### RECORD SET

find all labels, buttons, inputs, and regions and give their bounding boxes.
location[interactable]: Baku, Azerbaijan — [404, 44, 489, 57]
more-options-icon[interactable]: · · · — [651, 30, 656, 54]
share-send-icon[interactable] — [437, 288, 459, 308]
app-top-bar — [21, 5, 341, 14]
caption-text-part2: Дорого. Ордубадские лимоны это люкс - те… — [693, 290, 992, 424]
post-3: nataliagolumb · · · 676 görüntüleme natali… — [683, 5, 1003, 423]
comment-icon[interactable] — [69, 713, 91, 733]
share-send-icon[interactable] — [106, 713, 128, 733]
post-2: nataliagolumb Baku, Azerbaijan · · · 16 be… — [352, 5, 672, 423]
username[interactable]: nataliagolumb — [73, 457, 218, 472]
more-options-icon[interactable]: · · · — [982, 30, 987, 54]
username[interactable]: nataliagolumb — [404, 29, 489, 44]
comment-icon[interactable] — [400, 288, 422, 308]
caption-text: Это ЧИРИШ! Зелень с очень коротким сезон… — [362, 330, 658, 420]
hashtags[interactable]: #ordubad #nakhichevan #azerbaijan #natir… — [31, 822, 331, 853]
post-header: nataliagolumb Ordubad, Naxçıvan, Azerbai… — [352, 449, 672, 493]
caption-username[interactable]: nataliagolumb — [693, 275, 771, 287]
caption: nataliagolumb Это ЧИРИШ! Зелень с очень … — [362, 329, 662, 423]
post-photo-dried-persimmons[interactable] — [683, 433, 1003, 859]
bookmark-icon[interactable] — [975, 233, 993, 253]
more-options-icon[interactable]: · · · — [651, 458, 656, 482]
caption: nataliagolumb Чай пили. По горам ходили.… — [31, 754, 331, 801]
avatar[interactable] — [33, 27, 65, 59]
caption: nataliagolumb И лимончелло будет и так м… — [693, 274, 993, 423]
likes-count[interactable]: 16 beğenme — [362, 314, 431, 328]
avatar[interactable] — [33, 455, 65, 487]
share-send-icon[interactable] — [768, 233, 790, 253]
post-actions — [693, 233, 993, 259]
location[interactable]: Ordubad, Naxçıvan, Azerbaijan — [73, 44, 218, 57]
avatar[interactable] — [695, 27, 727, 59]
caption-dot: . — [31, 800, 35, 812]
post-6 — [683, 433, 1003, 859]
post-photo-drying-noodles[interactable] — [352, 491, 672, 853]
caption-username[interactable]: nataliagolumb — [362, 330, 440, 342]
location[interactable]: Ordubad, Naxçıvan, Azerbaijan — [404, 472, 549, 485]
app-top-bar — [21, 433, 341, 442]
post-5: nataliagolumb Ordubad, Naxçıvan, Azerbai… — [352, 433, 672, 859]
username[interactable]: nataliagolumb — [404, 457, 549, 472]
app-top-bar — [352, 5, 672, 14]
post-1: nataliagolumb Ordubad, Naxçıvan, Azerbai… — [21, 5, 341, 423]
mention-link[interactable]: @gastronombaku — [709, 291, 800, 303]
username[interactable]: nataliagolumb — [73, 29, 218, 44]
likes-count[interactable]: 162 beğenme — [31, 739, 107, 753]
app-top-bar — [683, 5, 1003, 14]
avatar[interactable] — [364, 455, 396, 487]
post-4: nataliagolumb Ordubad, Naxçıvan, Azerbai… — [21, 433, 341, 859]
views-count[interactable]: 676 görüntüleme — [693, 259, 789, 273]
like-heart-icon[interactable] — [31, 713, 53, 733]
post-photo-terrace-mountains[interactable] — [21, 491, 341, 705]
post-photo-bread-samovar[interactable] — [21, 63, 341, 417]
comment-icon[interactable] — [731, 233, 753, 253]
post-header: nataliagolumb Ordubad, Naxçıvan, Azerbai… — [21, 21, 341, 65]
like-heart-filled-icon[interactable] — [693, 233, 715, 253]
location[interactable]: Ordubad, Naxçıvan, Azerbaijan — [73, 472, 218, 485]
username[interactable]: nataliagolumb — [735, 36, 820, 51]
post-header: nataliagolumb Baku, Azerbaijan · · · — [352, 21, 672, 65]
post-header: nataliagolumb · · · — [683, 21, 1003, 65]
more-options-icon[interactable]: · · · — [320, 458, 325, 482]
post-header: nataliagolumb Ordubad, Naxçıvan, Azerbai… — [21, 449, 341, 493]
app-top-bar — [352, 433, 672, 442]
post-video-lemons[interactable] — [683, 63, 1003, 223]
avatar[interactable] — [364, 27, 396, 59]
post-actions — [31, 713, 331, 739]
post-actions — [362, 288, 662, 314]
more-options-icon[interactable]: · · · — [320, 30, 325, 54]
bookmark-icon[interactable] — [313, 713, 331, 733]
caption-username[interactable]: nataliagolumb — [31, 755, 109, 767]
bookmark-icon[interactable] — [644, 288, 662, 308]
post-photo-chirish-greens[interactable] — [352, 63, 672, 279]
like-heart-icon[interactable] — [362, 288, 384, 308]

### SHORT TASK
Render every line of the records above as a JSON list of strings, one string per line, leaving out any blank lines.

### TASK ANSWER
[
  "find all labels, buttons, inputs, and regions and give their bounding boxes.",
  "location[interactable]: Baku, Azerbaijan — [404, 44, 489, 57]",
  "more-options-icon[interactable]: · · · — [651, 30, 656, 54]",
  "share-send-icon[interactable] — [437, 288, 459, 308]",
  "app-top-bar — [21, 5, 341, 14]",
  "caption-text-part2: Дорого. Ордубадские лимоны это люкс - те… — [693, 290, 992, 424]",
  "post-3: nataliagolumb · · · 676 görüntüleme natali… — [683, 5, 1003, 423]",
  "comment-icon[interactable] — [69, 713, 91, 733]",
  "share-send-icon[interactable] — [106, 713, 128, 733]",
  "post-2: nataliagolumb Baku, Azerbaijan · · · 16 be… — [352, 5, 672, 423]",
  "username[interactable]: nataliagolumb — [73, 457, 218, 472]",
  "more-options-icon[interactable]: · · · — [982, 30, 987, 54]",
  "username[interactable]: nataliagolumb — [404, 29, 489, 44]",
  "comment-icon[interactable] — [400, 288, 422, 308]",
  "caption-text: Это ЧИРИШ! Зелень с очень коротким сезон… — [362, 330, 658, 420]",
  "hashtags[interactable]: #ordubad #nakhichevan #azerbaijan #natir… — [31, 822, 331, 853]",
  "post-header: nataliagolumb Ordubad, Naxçıvan, Azerbai… — [352, 449, 672, 493]",
  "caption-username[interactable]: nataliagolumb — [693, 275, 771, 287]",
  "caption: nataliagolumb Это ЧИРИШ! Зелень с очень … — [362, 329, 662, 423]",
  "post-photo-dried-persimmons[interactable] — [683, 433, 1003, 859]",
  "bookmark-icon[interactable] — [975, 233, 993, 253]",
  "more-options-icon[interactable]: · · · — [651, 458, 656, 482]",
  "caption: nataliagolumb Чай пили. По горам ходили.… — [31, 754, 331, 801]",
  "avatar[interactable] — [33, 27, 65, 59]",
  "caption: nataliagolumb И лимончелло будет и так м… — [693, 274, 993, 423]",
  "likes-count[interactable]: 16 beğenme — [362, 314, 431, 328]",
  "avatar[interactable] — [33, 455, 65, 487]",
  "share-send-icon[interactable] — [768, 233, 790, 253]",
  "post-actions — [693, 233, 993, 259]",
  "location[interactable]: Ordubad, Naxçıvan, Azerbaijan — [73, 44, 218, 57]",
  "avatar[interactable] — [695, 27, 727, 59]",
  "caption-dot: . — [31, 800, 35, 812]",
  "post-6 — [683, 433, 1003, 859]",
  "post-photo-drying-noodles[interactable] — [352, 491, 672, 853]",
  "caption-username[interactable]: nataliagolumb — [362, 330, 440, 342]",
  "location[interactable]: Ordubad, Naxçıvan, Azerbaijan — [404, 472, 549, 485]",
  "app-top-bar — [21, 433, 341, 442]",
  "post-5: nataliagolumb Ordubad, Naxçıvan, Azerbai… — [352, 433, 672, 859]",
  "username[interactable]: nataliagolumb — [404, 457, 549, 472]",
  "app-top-bar — [352, 5, 672, 14]",
  "post-1: nataliagolumb Ordubad, Naxçıvan, Azerbai… — [21, 5, 341, 423]",
  "mention-link[interactable]: @gastronombaku — [709, 291, 800, 303]",
  "username[interactable]: nataliagolumb — [73, 29, 218, 44]",
  "likes-count[interactable]: 162 beğenme — [31, 739, 107, 753]",
  "app-top-bar — [683, 5, 1003, 14]",
  "avatar[interactable] — [364, 455, 396, 487]",
  "post-4: nataliagolumb Ordubad, Naxçıvan, Azerbai… — [21, 433, 341, 859]",
  "views-count[interactable]: 676 görüntüleme — [693, 259, 789, 273]",
  "like-heart-icon[interactable] — [31, 713, 53, 733]",
  "post-photo-terrace-mountains[interactable] — [21, 491, 341, 705]",
  "post-photo-bread-samovar[interactable] — [21, 63, 341, 417]",
  "comment-icon[interactable] — [731, 233, 753, 253]",
  "post-header: nataliagolumb Ordubad, Naxçıvan, Azerbai… — [21, 21, 341, 65]",
  "like-heart-filled-icon[interactable] — [693, 233, 715, 253]",
  "location[interactable]: Ordubad, Naxçıvan, Azerbaijan — [73, 472, 218, 485]",
  "username[interactable]: nataliagolumb — [735, 36, 820, 51]",
  "post-header: nataliagolumb Baku, Azerbaijan · · · — [352, 21, 672, 65]",
  "post-header: nataliagolumb · · · — [683, 21, 1003, 65]",
  "more-options-icon[interactable]: · · · — [320, 458, 325, 482]",
  "post-header: nataliagolumb Ordubad, Naxçıvan, Azerbai… — [21, 449, 341, 493]",
  "app-top-bar — [352, 433, 672, 442]",
  "post-video-lemons[interactable] — [683, 63, 1003, 223]",
  "avatar[interactable] — [364, 27, 396, 59]",
  "post-actions — [31, 713, 331, 739]",
  "post-actions — [362, 288, 662, 314]",
  "more-options-icon[interactable]: · · · — [320, 30, 325, 54]",
  "bookmark-icon[interactable] — [313, 713, 331, 733]",
  "caption-username[interactable]: nataliagolumb — [31, 755, 109, 767]",
  "bookmark-icon[interactable] — [644, 288, 662, 308]",
  "post-photo-chirish-greens[interactable] — [352, 63, 672, 279]",
  "like-heart-icon[interactable] — [362, 288, 384, 308]"
]